Direction:
Return the whole listing, keeping every character the same.

Source material:

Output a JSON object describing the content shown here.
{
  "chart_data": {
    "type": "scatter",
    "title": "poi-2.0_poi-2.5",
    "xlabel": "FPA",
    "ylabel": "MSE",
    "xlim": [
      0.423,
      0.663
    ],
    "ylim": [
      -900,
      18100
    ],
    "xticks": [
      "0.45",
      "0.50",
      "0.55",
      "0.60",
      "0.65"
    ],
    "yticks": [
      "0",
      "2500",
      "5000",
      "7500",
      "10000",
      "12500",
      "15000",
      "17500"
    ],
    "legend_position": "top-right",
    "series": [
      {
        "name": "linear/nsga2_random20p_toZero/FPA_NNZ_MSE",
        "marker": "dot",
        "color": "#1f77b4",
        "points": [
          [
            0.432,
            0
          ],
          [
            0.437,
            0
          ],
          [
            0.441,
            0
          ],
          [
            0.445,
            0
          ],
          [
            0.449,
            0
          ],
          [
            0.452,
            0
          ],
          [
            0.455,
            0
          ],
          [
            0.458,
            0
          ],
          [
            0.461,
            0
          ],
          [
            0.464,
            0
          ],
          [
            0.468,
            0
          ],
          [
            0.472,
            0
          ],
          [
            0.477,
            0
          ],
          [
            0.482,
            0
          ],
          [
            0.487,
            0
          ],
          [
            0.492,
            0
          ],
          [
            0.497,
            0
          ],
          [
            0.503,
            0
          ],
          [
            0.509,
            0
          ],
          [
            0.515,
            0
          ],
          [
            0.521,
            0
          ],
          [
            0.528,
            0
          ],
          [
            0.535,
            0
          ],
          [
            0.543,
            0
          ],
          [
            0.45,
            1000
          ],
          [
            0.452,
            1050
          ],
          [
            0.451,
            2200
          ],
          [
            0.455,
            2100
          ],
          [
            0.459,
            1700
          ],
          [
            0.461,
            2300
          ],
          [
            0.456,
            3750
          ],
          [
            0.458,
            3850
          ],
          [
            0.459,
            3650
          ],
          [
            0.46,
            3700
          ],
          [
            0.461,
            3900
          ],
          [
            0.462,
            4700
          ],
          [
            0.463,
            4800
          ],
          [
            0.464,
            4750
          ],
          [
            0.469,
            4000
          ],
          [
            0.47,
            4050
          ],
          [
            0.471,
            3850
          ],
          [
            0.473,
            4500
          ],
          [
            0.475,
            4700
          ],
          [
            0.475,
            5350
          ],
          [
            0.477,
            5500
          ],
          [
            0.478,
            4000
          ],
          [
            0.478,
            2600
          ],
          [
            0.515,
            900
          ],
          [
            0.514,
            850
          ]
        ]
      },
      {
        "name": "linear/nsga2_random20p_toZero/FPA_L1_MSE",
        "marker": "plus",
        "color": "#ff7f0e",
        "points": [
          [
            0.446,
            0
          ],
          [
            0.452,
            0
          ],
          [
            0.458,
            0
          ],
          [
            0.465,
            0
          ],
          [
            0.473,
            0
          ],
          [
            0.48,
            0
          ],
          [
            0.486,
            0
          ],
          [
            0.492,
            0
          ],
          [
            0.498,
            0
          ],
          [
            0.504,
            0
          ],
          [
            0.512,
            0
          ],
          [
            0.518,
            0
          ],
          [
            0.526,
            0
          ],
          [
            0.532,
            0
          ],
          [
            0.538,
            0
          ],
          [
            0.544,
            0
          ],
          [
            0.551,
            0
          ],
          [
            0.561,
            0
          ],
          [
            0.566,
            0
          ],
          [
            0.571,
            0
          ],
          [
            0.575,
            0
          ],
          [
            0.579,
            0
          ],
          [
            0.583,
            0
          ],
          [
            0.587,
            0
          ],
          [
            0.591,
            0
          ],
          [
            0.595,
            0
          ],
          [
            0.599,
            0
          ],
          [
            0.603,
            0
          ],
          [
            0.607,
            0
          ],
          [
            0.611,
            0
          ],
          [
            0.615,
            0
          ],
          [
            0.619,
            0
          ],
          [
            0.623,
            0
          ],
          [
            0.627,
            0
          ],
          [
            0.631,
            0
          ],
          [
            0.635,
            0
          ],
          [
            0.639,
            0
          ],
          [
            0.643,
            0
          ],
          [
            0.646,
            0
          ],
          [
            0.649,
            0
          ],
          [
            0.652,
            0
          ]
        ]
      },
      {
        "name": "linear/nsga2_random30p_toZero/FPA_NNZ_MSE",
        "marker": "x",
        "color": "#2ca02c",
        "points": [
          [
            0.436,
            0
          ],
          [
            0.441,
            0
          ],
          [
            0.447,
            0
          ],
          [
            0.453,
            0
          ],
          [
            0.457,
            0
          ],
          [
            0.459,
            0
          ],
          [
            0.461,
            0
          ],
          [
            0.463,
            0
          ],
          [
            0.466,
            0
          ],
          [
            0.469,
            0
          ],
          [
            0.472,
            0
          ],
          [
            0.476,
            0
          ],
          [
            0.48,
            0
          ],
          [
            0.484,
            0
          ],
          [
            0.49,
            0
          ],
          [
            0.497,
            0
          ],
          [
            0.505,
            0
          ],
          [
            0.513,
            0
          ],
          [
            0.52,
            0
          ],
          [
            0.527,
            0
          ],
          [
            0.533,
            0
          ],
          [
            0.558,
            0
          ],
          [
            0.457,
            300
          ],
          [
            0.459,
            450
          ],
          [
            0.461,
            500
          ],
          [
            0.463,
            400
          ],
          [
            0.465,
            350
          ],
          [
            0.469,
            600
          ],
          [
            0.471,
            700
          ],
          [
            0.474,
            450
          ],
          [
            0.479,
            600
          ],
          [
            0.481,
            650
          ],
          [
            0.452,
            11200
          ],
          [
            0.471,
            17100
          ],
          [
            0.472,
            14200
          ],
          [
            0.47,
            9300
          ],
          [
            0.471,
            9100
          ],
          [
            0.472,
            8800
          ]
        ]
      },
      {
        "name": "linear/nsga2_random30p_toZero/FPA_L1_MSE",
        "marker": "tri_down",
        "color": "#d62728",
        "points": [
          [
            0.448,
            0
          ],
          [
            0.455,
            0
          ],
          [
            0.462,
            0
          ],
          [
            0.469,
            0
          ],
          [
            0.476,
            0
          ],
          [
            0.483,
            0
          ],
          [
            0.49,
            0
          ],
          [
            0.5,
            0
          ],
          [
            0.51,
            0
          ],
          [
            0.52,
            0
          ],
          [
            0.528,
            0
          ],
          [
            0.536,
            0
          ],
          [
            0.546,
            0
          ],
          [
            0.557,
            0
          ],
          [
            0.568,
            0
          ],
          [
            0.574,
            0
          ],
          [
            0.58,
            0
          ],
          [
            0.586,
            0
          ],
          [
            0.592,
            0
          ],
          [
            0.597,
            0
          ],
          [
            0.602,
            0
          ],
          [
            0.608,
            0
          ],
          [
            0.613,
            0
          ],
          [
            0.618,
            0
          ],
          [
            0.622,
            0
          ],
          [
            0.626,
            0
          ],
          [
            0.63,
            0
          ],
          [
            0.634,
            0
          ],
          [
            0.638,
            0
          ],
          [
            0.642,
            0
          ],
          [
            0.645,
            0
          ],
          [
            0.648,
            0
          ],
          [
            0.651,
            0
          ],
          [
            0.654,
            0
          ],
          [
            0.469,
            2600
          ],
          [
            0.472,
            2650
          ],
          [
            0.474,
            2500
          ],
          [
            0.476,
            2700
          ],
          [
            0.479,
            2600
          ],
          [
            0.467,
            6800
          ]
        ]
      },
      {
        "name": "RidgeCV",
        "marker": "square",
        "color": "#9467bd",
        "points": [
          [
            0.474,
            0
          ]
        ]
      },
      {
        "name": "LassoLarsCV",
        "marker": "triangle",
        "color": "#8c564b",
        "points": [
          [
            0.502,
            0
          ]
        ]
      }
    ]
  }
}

Problem solution:
Output a JSON object describing the content shown here.
{
  "chart_data": {
    "type": "scatter",
    "title": "poi-2.0_poi-2.5",
    "xlabel": "FPA",
    "ylabel": "MSE",
    "xlim": [
      0.423,
      0.663
    ],
    "ylim": [
      -900,
      18100
    ],
    "xticks": [
      "0.45",
      "0.50",
      "0.55",
      "0.60",
      "0.65"
    ],
    "yticks": [
      "0",
      "2500",
      "5000",
      "7500",
      "10000",
      "12500",
      "15000",
      "17500"
    ],
    "legend_position": "top-right",
    "series": [
      {
        "name": "linear/nsga2_random20p_toZero/FPA_NNZ_MSE",
        "marker": "dot",
        "color": "#1f77b4",
        "points": [
          [
            0.432,
            0
          ],
          [
            0.437,
            0
          ],
          [
            0.441,
            0
          ],
          [
            0.445,
            0
          ],
          [
            0.449,
            0
          ],
          [
            0.452,
            0
          ],
          [
            0.455,
            0
          ],
          [
            0.458,
            0
          ],
          [
            0.461,
            0
          ],
          [
            0.464,
            0
          ],
          [
            0.468,
            0
          ],
          [
            0.472,
            0
          ],
          [
            0.477,
            0
          ],
          [
            0.482,
            0
          ],
          [
            0.487,
            0
          ],
          [
            0.492,
            0
          ],
          [
            0.497,
            0
          ],
          [
            0.503,
            0
          ],
          [
            0.509,
            0
          ],
          [
            0.515,
            0
          ],
          [
            0.521,
            0
          ],
          [
            0.528,
            0
          ],
          [
            0.535,
            0
          ],
          [
            0.543,
            0
          ],
          [
            0.45,
            1000
          ],
          [
            0.452,
            1050
          ],
          [
            0.451,
            2200
          ],
          [
            0.455,
            2100
          ],
          [
            0.459,
            1700
          ],
          [
            0.461,
            2300
          ],
          [
            0.456,
            3750
          ],
          [
            0.458,
            3850
          ],
          [
            0.459,
            3650
          ],
          [
            0.46,
            3700
          ],
          [
            0.461,
            3900
          ],
          [
            0.462,
            4700
          ],
          [
            0.463,
            4800
          ],
          [
            0.464,
            4750
          ],
          [
            0.469,
            4000
          ],
          [
            0.47,
            4050
          ],
          [
            0.471,
            3850
          ],
          [
            0.473,
            4500
          ],
          [
            0.475,
            4700
          ],
          [
            0.475,
            5350
          ],
          [
            0.477,
            5500
          ],
          [
            0.478,
            4000
          ],
          [
            0.478,
            2600
          ],
          [
            0.515,
            900
          ],
          [
            0.514,
            850
          ]
        ]
      },
      {
        "name": "linear/nsga2_random20p_toZero/FPA_L1_MSE",
        "marker": "plus",
        "color": "#ff7f0e",
        "points": [
          [
            0.446,
            0
          ],
          [
            0.452,
            0
          ],
          [
            0.458,
            0
          ],
          [
            0.465,
            0
          ],
          [
            0.473,
            0
          ],
          [
            0.48,
            0
          ],
          [
            0.486,
            0
          ],
          [
            0.492,
            0
          ],
          [
            0.498,
            0
          ],
          [
            0.504,
            0
          ],
          [
            0.512,
            0
          ],
          [
            0.518,
            0
          ],
          [
            0.526,
            0
          ],
          [
            0.532,
            0
          ],
          [
            0.538,
            0
          ],
          [
            0.544,
            0
          ],
          [
            0.551,
            0
          ],
          [
            0.561,
            0
          ],
          [
            0.566,
            0
          ],
          [
            0.571,
            0
          ],
          [
            0.575,
            0
          ],
          [
            0.579,
            0
          ],
          [
            0.583,
            0
          ],
          [
            0.587,
            0
          ],
          [
            0.591,
            0
          ],
          [
            0.595,
            0
          ],
          [
            0.599,
            0
          ],
          [
            0.603,
            0
          ],
          [
            0.607,
            0
          ],
          [
            0.611,
            0
          ],
          [
            0.615,
            0
          ],
          [
            0.619,
            0
          ],
          [
            0.623,
            0
          ],
          [
            0.627,
            0
          ],
          [
            0.631,
            0
          ],
          [
            0.635,
            0
          ],
          [
            0.639,
            0
          ],
          [
            0.643,
            0
          ],
          [
            0.646,
            0
          ],
          [
            0.649,
            0
          ],
          [
            0.652,
            0
          ]
        ]
      },
      {
        "name": "linear/nsga2_random30p_toZero/FPA_NNZ_MSE",
        "marker": "x",
        "color": "#2ca02c",
        "points": [
          [
            0.436,
            0
          ],
          [
            0.441,
            0
          ],
          [
            0.447,
            0
          ],
          [
            0.453,
            0
          ],
          [
            0.457,
            0
          ],
          [
            0.459,
            0
          ],
          [
            0.461,
            0
          ],
          [
            0.463,
            0
          ],
          [
            0.466,
            0
          ],
          [
            0.469,
            0
          ],
          [
            0.472,
            0
          ],
          [
            0.476,
            0
          ],
          [
            0.48,
            0
          ],
          [
            0.484,
            0
          ],
          [
            0.49,
            0
          ],
          [
            0.497,
            0
          ],
          [
            0.505,
            0
          ],
          [
            0.513,
            0
          ],
          [
            0.52,
            0
          ],
          [
            0.527,
            0
          ],
          [
            0.533,
            0
          ],
          [
            0.558,
            0
          ],
          [
            0.457,
            300
          ],
          [
            0.459,
            450
          ],
          [
            0.461,
            500
          ],
          [
            0.463,
            400
          ],
          [
            0.465,
            350
          ],
          [
            0.469,
            600
          ],
          [
            0.471,
            700
          ],
          [
            0.474,
            450
          ],
          [
            0.479,
            600
          ],
          [
            0.481,
            650
          ],
          [
            0.452,
            11200
          ],
          [
            0.471,
            17100
          ],
          [
            0.472,
            14200
          ],
          [
            0.47,
            9300
          ],
          [
            0.471,
            9100
          ],
          [
            0.472,
            8800
          ]
        ]
      },
      {
        "name": "linear/nsga2_random30p_toZero/FPA_L1_MSE",
        "marker": "tri_down",
        "color": "#d62728",
        "points": [
          [
            0.448,
            0
          ],
          [
            0.455,
            0
          ],
          [
            0.462,
            0
          ],
          [
            0.469,
            0
          ],
          [
            0.476,
            0
          ],
          [
            0.483,
            0
          ],
          [
            0.49,
            0
          ],
          [
            0.5,
            0
          ],
          [
            0.51,
            0
          ],
          [
            0.52,
            0
          ],
          [
            0.528,
            0
          ],
          [
            0.536,
            0
          ],
          [
            0.546,
            0
          ],
          [
            0.557,
            0
          ],
          [
            0.568,
            0
          ],
          [
            0.574,
            0
          ],
          [
            0.58,
            0
          ],
          [
            0.586,
            0
          ],
          [
            0.592,
            0
          ],
          [
            0.597,
            0
          ],
          [
            0.602,
            0
          ],
          [
            0.608,
            0
          ],
          [
            0.613,
            0
          ],
          [
            0.618,
            0
          ],
          [
            0.622,
            0
          ],
          [
            0.626,
            0
          ],
          [
            0.63,
            0
          ],
          [
            0.634,
            0
          ],
          [
            0.638,
            0
          ],
          [
            0.642,
            0
          ],
          [
            0.645,
            0
          ],
          [
            0.648,
            0
          ],
          [
            0.651,
            0
          ],
          [
            0.654,
            0
          ],
          [
            0.469,
            2600
          ],
          [
            0.472,
            2650
          ],
          [
            0.474,
            2500
          ],
          [
            0.476,
            2700
          ],
          [
            0.479,
            2600
          ],
          [
            0.467,
            6800
          ]
        ]
      },
      {
        "name": "RidgeCV",
        "marker": "square",
        "color": "#9467bd",
        "points": [
          [
            0.474,
            0
          ]
        ]
      },
      {
        "name": "LassoLarsCV",
        "marker": "triangle",
        "color": "#8c564b",
        "points": [
          [
            0.502,
            0
          ]
        ]
      }
    ]
  }
}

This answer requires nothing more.